#### BRIEF
Print the part of the Academy religion-policy passage that opens with the words containing "The Academy has" and closes with "as they please.", copying it without any changes.

#### EXCERPT
In response to those complaints, the chaplaincy launched required classes in March to squelch religious harassment among cadets, faculty, and staff. Dubbed Respecting the Religious Values of All People (RSVP), the 50-minute sessions led by a chaplain, a lawyer, and a commander illustrate proper handling of religious differences. "We have to achieve a balance of protecting First Amendment rights without getting carried away," Mr. Whitaker said. "We're not saying don't share your beliefs. Just do it appropriately."

The Academy has also issued reminders of long-standing rules against organized campus evangelism, public posting of religious material, using government e-mail to send religious messages, and endorsing a particular faith from a position of military or academic authority. "It's wrong to use your position or rank for any coercive dialogue," Col. Whittington said, explaining that equally ranked cadets can still discuss their faith as they please.

#### DATA ENTRIES
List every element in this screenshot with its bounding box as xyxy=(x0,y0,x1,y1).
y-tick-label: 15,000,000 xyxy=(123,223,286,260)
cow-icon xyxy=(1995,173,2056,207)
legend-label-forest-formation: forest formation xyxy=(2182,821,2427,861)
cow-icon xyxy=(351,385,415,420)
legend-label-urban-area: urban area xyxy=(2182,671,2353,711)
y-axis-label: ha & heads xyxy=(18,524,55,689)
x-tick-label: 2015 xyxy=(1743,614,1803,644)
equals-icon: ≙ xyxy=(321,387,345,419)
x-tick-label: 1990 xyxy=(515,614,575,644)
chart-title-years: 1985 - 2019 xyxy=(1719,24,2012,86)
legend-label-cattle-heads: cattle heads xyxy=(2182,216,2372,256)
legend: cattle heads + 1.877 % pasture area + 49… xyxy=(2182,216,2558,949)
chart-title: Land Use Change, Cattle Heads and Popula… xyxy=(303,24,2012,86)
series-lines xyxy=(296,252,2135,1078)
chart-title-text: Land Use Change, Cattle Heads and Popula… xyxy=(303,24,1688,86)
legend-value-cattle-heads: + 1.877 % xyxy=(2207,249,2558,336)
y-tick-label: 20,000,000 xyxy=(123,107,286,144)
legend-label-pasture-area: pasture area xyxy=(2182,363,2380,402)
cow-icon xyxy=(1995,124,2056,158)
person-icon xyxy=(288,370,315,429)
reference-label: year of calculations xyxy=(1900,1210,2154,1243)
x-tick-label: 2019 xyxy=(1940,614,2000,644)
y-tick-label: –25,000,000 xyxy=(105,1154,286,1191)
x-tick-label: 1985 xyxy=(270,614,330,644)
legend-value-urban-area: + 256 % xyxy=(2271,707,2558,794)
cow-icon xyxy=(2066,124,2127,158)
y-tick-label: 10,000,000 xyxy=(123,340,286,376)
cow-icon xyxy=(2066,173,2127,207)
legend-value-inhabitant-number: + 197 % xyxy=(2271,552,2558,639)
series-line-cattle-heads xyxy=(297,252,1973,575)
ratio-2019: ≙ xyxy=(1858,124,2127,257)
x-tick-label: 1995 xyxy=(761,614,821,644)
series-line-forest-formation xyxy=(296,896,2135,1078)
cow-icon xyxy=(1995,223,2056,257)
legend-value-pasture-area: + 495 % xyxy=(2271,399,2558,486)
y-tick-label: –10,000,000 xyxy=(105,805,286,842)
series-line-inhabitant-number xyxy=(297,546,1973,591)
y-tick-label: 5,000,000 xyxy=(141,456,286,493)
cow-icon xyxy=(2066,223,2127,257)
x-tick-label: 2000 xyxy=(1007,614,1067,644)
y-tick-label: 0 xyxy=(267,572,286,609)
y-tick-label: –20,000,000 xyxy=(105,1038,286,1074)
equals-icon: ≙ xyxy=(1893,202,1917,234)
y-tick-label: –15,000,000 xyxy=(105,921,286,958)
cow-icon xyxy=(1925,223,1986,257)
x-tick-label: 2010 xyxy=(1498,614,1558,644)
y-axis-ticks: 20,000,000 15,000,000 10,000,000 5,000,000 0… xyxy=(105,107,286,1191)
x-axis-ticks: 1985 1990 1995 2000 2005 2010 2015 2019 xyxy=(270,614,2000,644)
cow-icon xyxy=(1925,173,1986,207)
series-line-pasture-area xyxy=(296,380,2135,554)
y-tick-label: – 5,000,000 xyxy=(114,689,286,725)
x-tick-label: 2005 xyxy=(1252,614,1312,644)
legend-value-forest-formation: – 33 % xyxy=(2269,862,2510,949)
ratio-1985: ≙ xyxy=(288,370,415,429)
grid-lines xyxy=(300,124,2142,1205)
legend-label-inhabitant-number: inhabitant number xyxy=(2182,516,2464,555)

#### FINISHED TASK
The Academy has also issued reminders of long-standing rules against organized campus evangelism, public posting of religious material, using government e-mail to send religious messages, and endorsing a particular faith from a position of military or academic authority. "It's wrong to use your position or rank for any coercive dialogue," Col. Whittington said, explaining that equally ranked cadets can still discuss their faith as they please.